Aim:
Copy out the data below verbatim.

[Some records]
::::

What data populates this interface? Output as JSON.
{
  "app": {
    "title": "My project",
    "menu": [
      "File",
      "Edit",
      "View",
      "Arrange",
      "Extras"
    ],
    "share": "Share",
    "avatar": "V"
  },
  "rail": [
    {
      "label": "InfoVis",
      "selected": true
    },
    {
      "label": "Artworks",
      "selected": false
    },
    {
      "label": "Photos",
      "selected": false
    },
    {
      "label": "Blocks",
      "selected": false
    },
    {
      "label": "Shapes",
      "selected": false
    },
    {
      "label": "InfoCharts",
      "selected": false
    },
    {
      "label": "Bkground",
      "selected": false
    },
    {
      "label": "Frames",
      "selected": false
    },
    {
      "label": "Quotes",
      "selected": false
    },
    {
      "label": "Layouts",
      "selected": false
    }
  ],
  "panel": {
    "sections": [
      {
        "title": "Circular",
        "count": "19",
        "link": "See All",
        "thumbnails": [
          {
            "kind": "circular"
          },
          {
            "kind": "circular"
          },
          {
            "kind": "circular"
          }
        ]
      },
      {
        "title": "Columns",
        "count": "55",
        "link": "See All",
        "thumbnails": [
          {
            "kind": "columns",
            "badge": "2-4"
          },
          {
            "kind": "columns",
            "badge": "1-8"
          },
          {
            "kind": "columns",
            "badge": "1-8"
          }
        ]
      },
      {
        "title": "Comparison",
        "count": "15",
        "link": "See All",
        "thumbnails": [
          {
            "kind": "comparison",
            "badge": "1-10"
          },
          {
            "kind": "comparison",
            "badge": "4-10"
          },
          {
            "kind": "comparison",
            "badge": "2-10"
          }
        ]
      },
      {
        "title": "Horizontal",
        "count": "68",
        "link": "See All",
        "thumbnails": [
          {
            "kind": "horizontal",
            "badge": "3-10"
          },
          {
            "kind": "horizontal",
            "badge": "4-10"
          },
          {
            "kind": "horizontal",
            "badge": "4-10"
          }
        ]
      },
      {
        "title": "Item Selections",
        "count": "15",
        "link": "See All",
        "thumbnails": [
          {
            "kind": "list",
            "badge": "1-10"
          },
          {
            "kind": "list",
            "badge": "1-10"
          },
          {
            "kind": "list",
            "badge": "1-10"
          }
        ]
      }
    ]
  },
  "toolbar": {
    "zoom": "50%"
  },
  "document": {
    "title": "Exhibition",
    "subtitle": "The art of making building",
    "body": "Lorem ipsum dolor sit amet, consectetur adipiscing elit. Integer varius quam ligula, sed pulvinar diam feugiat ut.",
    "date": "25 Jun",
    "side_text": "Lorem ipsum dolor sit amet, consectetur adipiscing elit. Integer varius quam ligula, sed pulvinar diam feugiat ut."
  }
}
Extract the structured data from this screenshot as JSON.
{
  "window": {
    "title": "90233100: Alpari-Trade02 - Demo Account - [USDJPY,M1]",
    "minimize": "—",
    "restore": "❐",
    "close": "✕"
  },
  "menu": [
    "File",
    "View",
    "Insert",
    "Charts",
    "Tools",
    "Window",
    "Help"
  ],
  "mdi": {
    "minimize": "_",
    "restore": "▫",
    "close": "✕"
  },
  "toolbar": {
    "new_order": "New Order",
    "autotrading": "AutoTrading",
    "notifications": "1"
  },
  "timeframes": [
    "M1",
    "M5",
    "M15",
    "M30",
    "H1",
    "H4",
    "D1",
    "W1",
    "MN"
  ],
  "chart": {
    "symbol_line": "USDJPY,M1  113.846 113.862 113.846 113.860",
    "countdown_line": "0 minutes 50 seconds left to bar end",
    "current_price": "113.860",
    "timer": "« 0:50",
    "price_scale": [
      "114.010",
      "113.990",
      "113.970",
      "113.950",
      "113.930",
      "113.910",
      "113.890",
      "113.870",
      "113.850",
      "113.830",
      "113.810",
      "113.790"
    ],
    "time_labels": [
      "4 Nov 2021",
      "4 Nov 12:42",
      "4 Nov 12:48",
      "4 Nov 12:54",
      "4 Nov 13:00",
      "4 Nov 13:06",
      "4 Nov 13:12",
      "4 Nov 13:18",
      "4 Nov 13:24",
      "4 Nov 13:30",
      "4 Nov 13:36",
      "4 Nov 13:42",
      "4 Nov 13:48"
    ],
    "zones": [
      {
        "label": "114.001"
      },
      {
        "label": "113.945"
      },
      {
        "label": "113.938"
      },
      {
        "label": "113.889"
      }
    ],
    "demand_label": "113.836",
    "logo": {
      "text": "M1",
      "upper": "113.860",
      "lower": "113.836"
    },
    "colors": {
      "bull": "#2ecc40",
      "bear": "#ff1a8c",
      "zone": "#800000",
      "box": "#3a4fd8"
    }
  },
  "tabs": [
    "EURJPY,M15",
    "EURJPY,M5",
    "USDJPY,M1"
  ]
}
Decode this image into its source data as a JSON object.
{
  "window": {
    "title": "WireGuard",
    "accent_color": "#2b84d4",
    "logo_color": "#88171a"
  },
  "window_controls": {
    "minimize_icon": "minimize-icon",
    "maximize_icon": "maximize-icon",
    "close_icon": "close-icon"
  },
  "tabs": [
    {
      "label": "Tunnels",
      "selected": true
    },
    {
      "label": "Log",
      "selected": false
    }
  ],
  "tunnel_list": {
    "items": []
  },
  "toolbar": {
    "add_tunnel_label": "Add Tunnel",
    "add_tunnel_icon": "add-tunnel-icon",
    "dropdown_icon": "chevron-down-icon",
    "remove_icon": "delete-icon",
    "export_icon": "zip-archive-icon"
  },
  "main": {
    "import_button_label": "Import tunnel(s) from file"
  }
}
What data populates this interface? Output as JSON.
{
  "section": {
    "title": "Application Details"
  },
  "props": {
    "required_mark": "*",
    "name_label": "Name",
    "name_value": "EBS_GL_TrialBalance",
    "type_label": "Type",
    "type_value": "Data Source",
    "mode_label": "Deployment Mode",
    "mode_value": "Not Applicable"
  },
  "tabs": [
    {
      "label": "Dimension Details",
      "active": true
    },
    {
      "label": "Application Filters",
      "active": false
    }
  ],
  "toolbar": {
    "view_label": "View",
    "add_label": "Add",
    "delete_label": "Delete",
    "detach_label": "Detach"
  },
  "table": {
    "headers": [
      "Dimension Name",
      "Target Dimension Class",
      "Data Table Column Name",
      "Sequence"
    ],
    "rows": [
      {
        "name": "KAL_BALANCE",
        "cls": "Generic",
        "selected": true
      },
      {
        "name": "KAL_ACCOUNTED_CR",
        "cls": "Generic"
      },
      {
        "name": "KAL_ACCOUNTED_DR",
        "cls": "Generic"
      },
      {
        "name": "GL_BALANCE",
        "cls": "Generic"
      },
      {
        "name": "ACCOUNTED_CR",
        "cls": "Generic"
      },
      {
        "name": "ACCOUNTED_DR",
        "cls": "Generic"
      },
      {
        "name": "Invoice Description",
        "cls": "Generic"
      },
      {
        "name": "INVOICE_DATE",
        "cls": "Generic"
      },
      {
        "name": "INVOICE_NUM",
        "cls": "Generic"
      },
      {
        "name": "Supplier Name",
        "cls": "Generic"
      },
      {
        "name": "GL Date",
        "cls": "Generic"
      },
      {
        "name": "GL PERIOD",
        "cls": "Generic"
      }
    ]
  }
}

::::

Output:
What data populates this interface? Output as JSON.
{
  "app": {
    "title": "My project",
    "menu": [
      "File",
      "Edit",
      "View",
      "Arrange",
      "Extras"
    ],
    "share": "Share",
    "avatar": "V"
  },
  "rail": [
    {
      "label": "InfoVis",
      "selected": true
    },
    {
      "label": "Artworks",
      "selected": false
    },
    {
      "label": "Photos",
      "selected": false
    },
    {
      "label": "Blocks",
      "selected": false
    },
    {
      "label": "Shapes",
      "selected": false
    },
    {
      "label": "InfoCharts",
      "selected": false
    },
    {
      "label": "Bkground",
      "selected": false
    },
    {
      "label": "Frames",
      "selected": false
    },
    {
      "label": "Quotes",
      "selected": false
    },
    {
      "label": "Layouts",
      "selected": false
    }
  ],
  "panel": {
    "sections": [
      {
        "title": "Circular",
        "count": "19",
        "link": "See All",
        "thumbnails": [
          {
            "kind": "circular"
          },
          {
            "kind": "circular"
          },
          {
            "kind": "circular"
          }
        ]
      },
      {
        "title": "Columns",
        "count": "55",
        "link": "See All",
        "thumbnails": [
          {
            "kind": "columns",
            "badge": "2-4"
          },
          {
            "kind": "columns",
            "badge": "1-8"
          },
          {
            "kind": "columns",
            "badge": "1-8"
          }
        ]
      },
      {
        "title": "Comparison",
        "count": "15",
        "link": "See All",
        "thumbnails": [
          {
            "kind": "comparison",
            "badge": "1-10"
          },
          {
            "kind": "comparison",
            "badge": "4-10"
          },
          {
            "kind": "comparison",
            "badge": "2-10"
          }
        ]
      },
      {
        "title": "Horizontal",
        "count": "68",
        "link": "See All",
        "thumbnails": [
          {
            "kind": "horizontal",
            "badge": "3-10"
          },
          {
            "kind": "horizontal",
            "badge": "4-10"
          },
          {
            "kind": "horizontal",
            "badge": "4-10"
          }
        ]
      },
      {
        "title": "Item Selections",
        "count": "15",
        "link": "See All",
        "thumbnails": [
          {
            "kind": "list",
            "badge": "1-10"
          },
          {
            "kind": "list",
            "badge": "1-10"
          },
          {
            "kind": "list",
            "badge": "1-10"
          }
        ]
      }
    ]
  },
  "toolbar": {
    "zoom": "50%"
  },
  "document": {
    "title": "Exhibition",
    "subtitle": "The art of making building",
    "body": "Lorem ipsum dolor sit amet, consectetur adipiscing elit. Integer varius quam ligula, sed pulvinar diam feugiat ut.",
    "date": "25 Jun",
    "side_text": "Lorem ipsum dolor sit amet, consectetur adipiscing elit. Integer varius quam ligula, sed pulvinar diam feugiat ut."
  }
}
Extract the structured data from this screenshot as JSON.
{
  "window": {
    "title": "90233100: Alpari-Trade02 - Demo Account - [USDJPY,M1]",
    "minimize": "—",
    "restore": "❐",
    "close": "✕"
  },
  "menu": [
    "File",
    "View",
    "Insert",
    "Charts",
    "Tools",
    "Window",
    "Help"
  ],
  "mdi": {
    "minimize": "_",
    "restore": "▫",
    "close": "✕"
  },
  "toolbar": {
    "new_order": "New Order",
    "autotrading": "AutoTrading",
    "notifications": "1"
  },
  "timeframes": [
    "M1",
    "M5",
    "M15",
    "M30",
    "H1",
    "H4",
    "D1",
    "W1",
    "MN"
  ],
  "chart": {
    "symbol_line": "USDJPY,M1  113.846 113.862 113.846 113.860",
    "countdown_line": "0 minutes 50 seconds left to bar end",
    "current_price": "113.860",
    "timer": "« 0:50",
    "price_scale": [
      "114.010",
      "113.990",
      "113.970",
      "113.950",
      "113.930",
      "113.910",
      "113.890",
      "113.870",
      "113.850",
      "113.830",
      "113.810",
      "113.790"
    ],
    "time_labels": [
      "4 Nov 2021",
      "4 Nov 12:42",
      "4 Nov 12:48",
      "4 Nov 12:54",
      "4 Nov 13:00",
      "4 Nov 13:06",
      "4 Nov 13:12",
      "4 Nov 13:18",
      "4 Nov 13:24",
      "4 Nov 13:30",
      "4 Nov 13:36",
      "4 Nov 13:42",
      "4 Nov 13:48"
    ],
    "zones": [
      {
        "label": "114.001"
      },
      {
        "label": "113.945"
      },
      {
        "label": "113.938"
      },
      {
        "label": "113.889"
      }
    ],
    "demand_label": "113.836",
    "logo": {
      "text": "M1",
      "upper": "113.860",
      "lower": "113.836"
    },
    "colors": {
      "bull": "#2ecc40",
      "bear": "#ff1a8c",
      "zone": "#800000",
      "box": "#3a4fd8"
    }
  },
  "tabs": [
    "EURJPY,M15",
    "EURJPY,M5",
    "USDJPY,M1"
  ]
}
Decode this image into its source data as a JSON object.
{
  "window": {
    "title": "WireGuard",
    "accent_color": "#2b84d4",
    "logo_color": "#88171a"
  },
  "window_controls": {
    "minimize_icon": "minimize-icon",
    "maximize_icon": "maximize-icon",
    "close_icon": "close-icon"
  },
  "tabs": [
    {
      "label": "Tunnels",
      "selected": true
    },
    {
      "label": "Log",
      "selected": false
    }
  ],
  "tunnel_list": {
    "items": []
  },
  "toolbar": {
    "add_tunnel_label": "Add Tunnel",
    "add_tunnel_icon": "add-tunnel-icon",
    "dropdown_icon": "chevron-down-icon",
    "remove_icon": "delete-icon",
    "export_icon": "zip-archive-icon"
  },
  "main": {
    "import_button_label": "Import tunnel(s) from file"
  }
}
What data populates this interface? Output as JSON.
{
  "section": {
    "title": "Application Details"
  },
  "props": {
    "required_mark": "*",
    "name_label": "Name",
    "name_value": "EBS_GL_TrialBalance",
    "type_label": "Type",
    "type_value": "Data Source",
    "mode_label": "Deployment Mode",
    "mode_value": "Not Applicable"
  },
  "tabs": [
    {
      "label": "Dimension Details",
      "active": true
    },
    {
      "label": "Application Filters",
      "active": false
    }
  ],
  "toolbar": {
    "view_label": "View",
    "add_label": "Add",
    "delete_label": "Delete",
    "detach_label": "Detach"
  },
  "table": {
    "headers": [
      "Dimension Name",
      "Target Dimension Class",
      "Data Table Column Name",
      "Sequence"
    ],
    "rows": [
      {
        "name": "KAL_BALANCE",
        "cls": "Generic",
        "selected": true
      },
      {
        "name": "KAL_ACCOUNTED_CR",
        "cls": "Generic"
      },
      {
        "name": "KAL_ACCOUNTED_DR",
        "cls": "Generic"
      },
      {
        "name": "GL_BALANCE",
        "cls": "Generic"
      },
      {
        "name": "ACCOUNTED_CR",
        "cls": "Generic"
      },
      {
        "name": "ACCOUNTED_DR",
        "cls": "Generic"
      },
      {
        "name": "Invoice Description",
        "cls": "Generic"
      },
      {
        "name": "INVOICE_DATE",
        "cls": "Generic"
      },
      {
        "name": "INVOICE_NUM",
        "cls": "Generic"
      },
      {
        "name": "Supplier Name",
        "cls": "Generic"
      },
      {
        "name": "GL Date",
        "cls": "Generic"
      },
      {
        "name": "GL PERIOD",
        "cls": "Generic"
      }
    ]
  }
}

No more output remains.